== Your instructions ==
Reproduce the material exactly, omitting nothing.

== Supplied records ==
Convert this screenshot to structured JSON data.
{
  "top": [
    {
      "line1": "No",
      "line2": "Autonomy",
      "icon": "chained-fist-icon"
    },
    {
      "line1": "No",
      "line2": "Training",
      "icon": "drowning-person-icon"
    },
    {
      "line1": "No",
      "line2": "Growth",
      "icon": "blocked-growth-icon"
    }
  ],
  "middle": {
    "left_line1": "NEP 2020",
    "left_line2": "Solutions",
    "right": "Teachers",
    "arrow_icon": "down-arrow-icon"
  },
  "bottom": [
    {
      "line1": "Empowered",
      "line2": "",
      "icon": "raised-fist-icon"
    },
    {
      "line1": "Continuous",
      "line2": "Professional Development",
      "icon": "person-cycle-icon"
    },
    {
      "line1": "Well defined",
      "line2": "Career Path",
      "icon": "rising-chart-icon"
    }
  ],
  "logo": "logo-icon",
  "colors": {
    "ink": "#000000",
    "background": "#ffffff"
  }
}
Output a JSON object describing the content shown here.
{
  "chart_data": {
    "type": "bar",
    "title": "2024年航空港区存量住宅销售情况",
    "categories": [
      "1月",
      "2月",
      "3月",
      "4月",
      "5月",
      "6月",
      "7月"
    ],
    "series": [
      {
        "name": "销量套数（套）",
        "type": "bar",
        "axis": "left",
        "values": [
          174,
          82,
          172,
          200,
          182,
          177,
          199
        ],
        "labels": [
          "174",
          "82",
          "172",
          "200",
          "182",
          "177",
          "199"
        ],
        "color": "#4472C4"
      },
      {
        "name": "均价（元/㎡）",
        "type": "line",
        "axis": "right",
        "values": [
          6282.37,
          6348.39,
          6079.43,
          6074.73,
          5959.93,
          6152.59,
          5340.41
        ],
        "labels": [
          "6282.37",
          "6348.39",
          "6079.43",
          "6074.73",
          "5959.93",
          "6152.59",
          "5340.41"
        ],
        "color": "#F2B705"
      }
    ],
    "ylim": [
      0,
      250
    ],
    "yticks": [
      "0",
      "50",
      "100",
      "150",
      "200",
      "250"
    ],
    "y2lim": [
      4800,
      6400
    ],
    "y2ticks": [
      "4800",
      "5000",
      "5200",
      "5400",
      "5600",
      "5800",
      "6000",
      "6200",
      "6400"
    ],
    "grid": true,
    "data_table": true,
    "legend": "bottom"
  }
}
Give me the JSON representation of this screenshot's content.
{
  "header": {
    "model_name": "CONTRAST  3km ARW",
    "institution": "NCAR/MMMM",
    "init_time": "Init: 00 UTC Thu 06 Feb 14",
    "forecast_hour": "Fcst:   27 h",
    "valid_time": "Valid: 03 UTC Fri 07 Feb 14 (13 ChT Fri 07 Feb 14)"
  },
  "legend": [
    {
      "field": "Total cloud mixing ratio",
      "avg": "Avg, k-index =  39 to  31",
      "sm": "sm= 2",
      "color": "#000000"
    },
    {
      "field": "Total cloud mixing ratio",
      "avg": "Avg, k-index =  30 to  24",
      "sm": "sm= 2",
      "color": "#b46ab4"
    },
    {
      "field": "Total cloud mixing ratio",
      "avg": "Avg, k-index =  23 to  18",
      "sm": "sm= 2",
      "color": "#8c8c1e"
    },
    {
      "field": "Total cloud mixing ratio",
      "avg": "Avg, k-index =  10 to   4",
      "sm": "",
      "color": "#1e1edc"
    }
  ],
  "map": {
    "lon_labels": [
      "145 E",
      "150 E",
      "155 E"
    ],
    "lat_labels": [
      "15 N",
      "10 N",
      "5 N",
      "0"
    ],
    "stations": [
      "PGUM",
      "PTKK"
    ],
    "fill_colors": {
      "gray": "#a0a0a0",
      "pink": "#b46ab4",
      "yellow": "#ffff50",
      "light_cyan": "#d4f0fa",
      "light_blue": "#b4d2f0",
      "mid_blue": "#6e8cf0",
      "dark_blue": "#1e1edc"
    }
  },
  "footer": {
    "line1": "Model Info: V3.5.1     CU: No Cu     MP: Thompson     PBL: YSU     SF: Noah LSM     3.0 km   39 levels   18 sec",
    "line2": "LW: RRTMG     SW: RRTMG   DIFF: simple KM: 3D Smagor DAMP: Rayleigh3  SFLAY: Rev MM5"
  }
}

== The result ==
Convert this screenshot to structured JSON data.
{
  "top": [
    {
      "line1": "No",
      "line2": "Autonomy",
      "icon": "chained-fist-icon"
    },
    {
      "line1": "No",
      "line2": "Training",
      "icon": "drowning-person-icon"
    },
    {
      "line1": "No",
      "line2": "Growth",
      "icon": "blocked-growth-icon"
    }
  ],
  "middle": {
    "left_line1": "NEP 2020",
    "left_line2": "Solutions",
    "right": "Teachers",
    "arrow_icon": "down-arrow-icon"
  },
  "bottom": [
    {
      "line1": "Empowered",
      "line2": "",
      "icon": "raised-fist-icon"
    },
    {
      "line1": "Continuous",
      "line2": "Professional Development",
      "icon": "person-cycle-icon"
    },
    {
      "line1": "Well defined",
      "line2": "Career Path",
      "icon": "rising-chart-icon"
    }
  ],
  "logo": "logo-icon",
  "colors": {
    "ink": "#000000",
    "background": "#ffffff"
  }
}
Output a JSON object describing the content shown here.
{
  "chart_data": {
    "type": "bar",
    "title": "2024年航空港区存量住宅销售情况",
    "categories": [
      "1月",
      "2月",
      "3月",
      "4月",
      "5月",
      "6月",
      "7月"
    ],
    "series": [
      {
        "name": "销量套数（套）",
        "type": "bar",
        "axis": "left",
        "values": [
          174,
          82,
          172,
          200,
          182,
          177,
          199
        ],
        "labels": [
          "174",
          "82",
          "172",
          "200",
          "182",
          "177",
          "199"
        ],
        "color": "#4472C4"
      },
      {
        "name": "均价（元/㎡）",
        "type": "line",
        "axis": "right",
        "values": [
          6282.37,
          6348.39,
          6079.43,
          6074.73,
          5959.93,
          6152.59,
          5340.41
        ],
        "labels": [
          "6282.37",
          "6348.39",
          "6079.43",
          "6074.73",
          "5959.93",
          "6152.59",
          "5340.41"
        ],
        "color": "#F2B705"
      }
    ],
    "ylim": [
      0,
      250
    ],
    "yticks": [
      "0",
      "50",
      "100",
      "150",
      "200",
      "250"
    ],
    "y2lim": [
      4800,
      6400
    ],
    "y2ticks": [
      "4800",
      "5000",
      "5200",
      "5400",
      "5600",
      "5800",
      "6000",
      "6200",
      "6400"
    ],
    "grid": true,
    "data_table": true,
    "legend": "bottom"
  }
}
Give me the JSON representation of this screenshot's content.
{
  "header": {
    "model_name": "CONTRAST  3km ARW",
    "institution": "NCAR/MMMM",
    "init_time": "Init: 00 UTC Thu 06 Feb 14",
    "forecast_hour": "Fcst:   27 h",
    "valid_time": "Valid: 03 UTC Fri 07 Feb 14 (13 ChT Fri 07 Feb 14)"
  },
  "legend": [
    {
      "field": "Total cloud mixing ratio",
      "avg": "Avg, k-index =  39 to  31",
      "sm": "sm= 2",
      "color": "#000000"
    },
    {
      "field": "Total cloud mixing ratio",
      "avg": "Avg, k-index =  30 to  24",
      "sm": "sm= 2",
      "color": "#b46ab4"
    },
    {
      "field": "Total cloud mixing ratio",
      "avg": "Avg, k-index =  23 to  18",
      "sm": "sm= 2",
      "color": "#8c8c1e"
    },
    {
      "field": "Total cloud mixing ratio",
      "avg": "Avg, k-index =  10 to   4",
      "sm": "",
      "color": "#1e1edc"
    }
  ],
  "map": {
    "lon_labels": [
      "145 E",
      "150 E",
      "155 E"
    ],
    "lat_labels": [
      "15 N",
      "10 N",
      "5 N",
      "0"
    ],
    "stations": [
      "PGUM",
      "PTKK"
    ],
    "fill_colors": {
      "gray": "#a0a0a0",
      "pink": "#b46ab4",
      "yellow": "#ffff50",
      "light_cyan": "#d4f0fa",
      "light_blue": "#b4d2f0",
      "mid_blue": "#6e8cf0",
      "dark_blue": "#1e1edc"
    }
  },
  "footer": {
    "line1": "Model Info: V3.5.1     CU: No Cu     MP: Thompson     PBL: YSU     SF: Noah LSM     3.0 km   39 levels   18 sec",
    "line2": "LW: RRTMG     SW: RRTMG   DIFF: simple KM: 3D Smagor DAMP: Rayleigh3  SFLAY: Rev MM5"
  }
}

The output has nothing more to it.